* START Passage to read *

Re: [PATCH 06/21] xfs: repair free space btrees

Dave Chinner <david@xxxxxxxxxxxxx> · Wed, 27 Jun 2018 13:21:23 +1000

On Sun, Jun 24, 2018 at 12:24:07PM -0700, Darrick J. Wong wrote:
> From: Darrick J. Wong <darrick.wong@xxxxxxxxxx>
> 
> Rebuild the free space btrees from the gaps in the rmap btree.
> 
> Signed-off-by: Darrick J. Wong <darrick.wong@xxxxxxxxxx>
> ---
......
> +
> +/* Collect an AGFL block for the not-to-release list. */
> +static int
> +xfs_repair_collect_agfl_block(
> +	struct xfs_mount		*mp,
> +	xfs_agblock_t			bno,
> +	void				*priv)

/me now gets confused by agfl code (xfs_repair_agfl_...) collecting btree
blocks, and now the btree code (xfs_repair_collect_agfl... )
collecting agfl blocks.

The naming/namespace collisions is not that nice. I think this needs
to be xr_allocbt_collect_agfl_blocks().

/me idly wonders about consistently renaming everything abt, bnbt, cnbt,
fibt, ibt, rmbt and rcbt...

> +/*
> + * Iterate all reverse mappings to find (1) the free extents, (2) the OWN_AG
> + * extents, (3) the rmapbt blocks, and (4) the AGFL blocks.  The free space is
> + * (1) + (2) - (3) - (4).  Figure out if we have enough free space to
> + * reconstruct the free space btrees.  Caller must clean up the input lists
> + * if something goes wrong.
> + */
> +STATIC int
> +xfs_repair_allocbt_find_freespace(
> +	struct xfs_scrub_context	*sc,
> +	struct list_head		*free_extents,
> +	struct xfs_repair_extent_list	*old_allocbt_blocks)
> +{
> +	struct xfs_repair_alloc		ra;
> +	struct xfs_repair_alloc_extent	*rae;
> +	struct xfs_btree_cur		*cur;
> +	struct xfs_mount		*mp = sc->mp;
> +	xfs_agblock_t			agend;
> +	xfs_agblock_t			nr_blocks;
> +	int				error;
> +
> +	ra.extlist = free_extents;
> +	ra.btlist = old_allocbt_blocks;
> +	xfs_repair_init_extent_list(&ra.nobtlist);
> +	ra.next_bno = 0;
> +	ra.nr_records = 0;
> +	ra.nr_blocks = 0;
> +	ra.sc = sc;
> +
> +	/*
> +	 * Iterate all the reverse mappings to find gaps in the physical
> +	 * mappings, all the OWN_AG blocks, and all the rmapbt extents.

* END Passage to read *

_Task_
Copy the part of the xfs free space btree repair patch review from "The naming/namespace collisions" through "rmbt and rcbt..." word for word.

* START Data excerpts *

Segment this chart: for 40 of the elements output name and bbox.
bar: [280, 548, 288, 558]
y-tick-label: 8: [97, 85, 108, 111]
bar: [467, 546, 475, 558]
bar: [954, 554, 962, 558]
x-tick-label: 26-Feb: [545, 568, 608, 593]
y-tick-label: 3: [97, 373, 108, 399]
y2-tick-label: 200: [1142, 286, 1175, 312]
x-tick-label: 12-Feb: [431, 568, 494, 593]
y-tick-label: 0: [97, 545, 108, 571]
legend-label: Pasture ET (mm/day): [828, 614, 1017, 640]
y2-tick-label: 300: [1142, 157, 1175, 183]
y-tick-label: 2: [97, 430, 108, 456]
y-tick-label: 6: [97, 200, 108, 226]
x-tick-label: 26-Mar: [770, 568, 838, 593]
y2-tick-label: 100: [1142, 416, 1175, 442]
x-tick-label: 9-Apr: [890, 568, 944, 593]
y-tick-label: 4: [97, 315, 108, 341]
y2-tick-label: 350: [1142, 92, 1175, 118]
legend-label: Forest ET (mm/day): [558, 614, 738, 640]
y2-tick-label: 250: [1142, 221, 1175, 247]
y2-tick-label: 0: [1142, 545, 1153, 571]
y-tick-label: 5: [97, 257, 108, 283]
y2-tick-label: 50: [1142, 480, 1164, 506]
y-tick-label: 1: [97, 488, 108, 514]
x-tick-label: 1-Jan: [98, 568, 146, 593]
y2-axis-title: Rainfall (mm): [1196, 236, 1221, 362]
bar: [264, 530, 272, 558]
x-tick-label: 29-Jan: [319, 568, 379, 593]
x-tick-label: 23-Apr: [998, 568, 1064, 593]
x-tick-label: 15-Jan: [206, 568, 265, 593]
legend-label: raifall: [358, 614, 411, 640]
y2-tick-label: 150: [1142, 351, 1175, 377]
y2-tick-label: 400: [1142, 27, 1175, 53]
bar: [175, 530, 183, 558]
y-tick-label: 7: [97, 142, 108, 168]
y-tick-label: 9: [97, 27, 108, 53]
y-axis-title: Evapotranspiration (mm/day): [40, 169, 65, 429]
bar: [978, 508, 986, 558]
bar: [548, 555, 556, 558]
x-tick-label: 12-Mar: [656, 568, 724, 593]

* END Data excerpts *

_Output for this exercise_
The naming/namespace collisions is not that nice. I think this needs
to be xr_allocbt_collect_agfl_blocks().

/me idly wonders about consistently renaming everything abt, bnbt, cnbt,
fibt, ibt, rmbt and rcbt...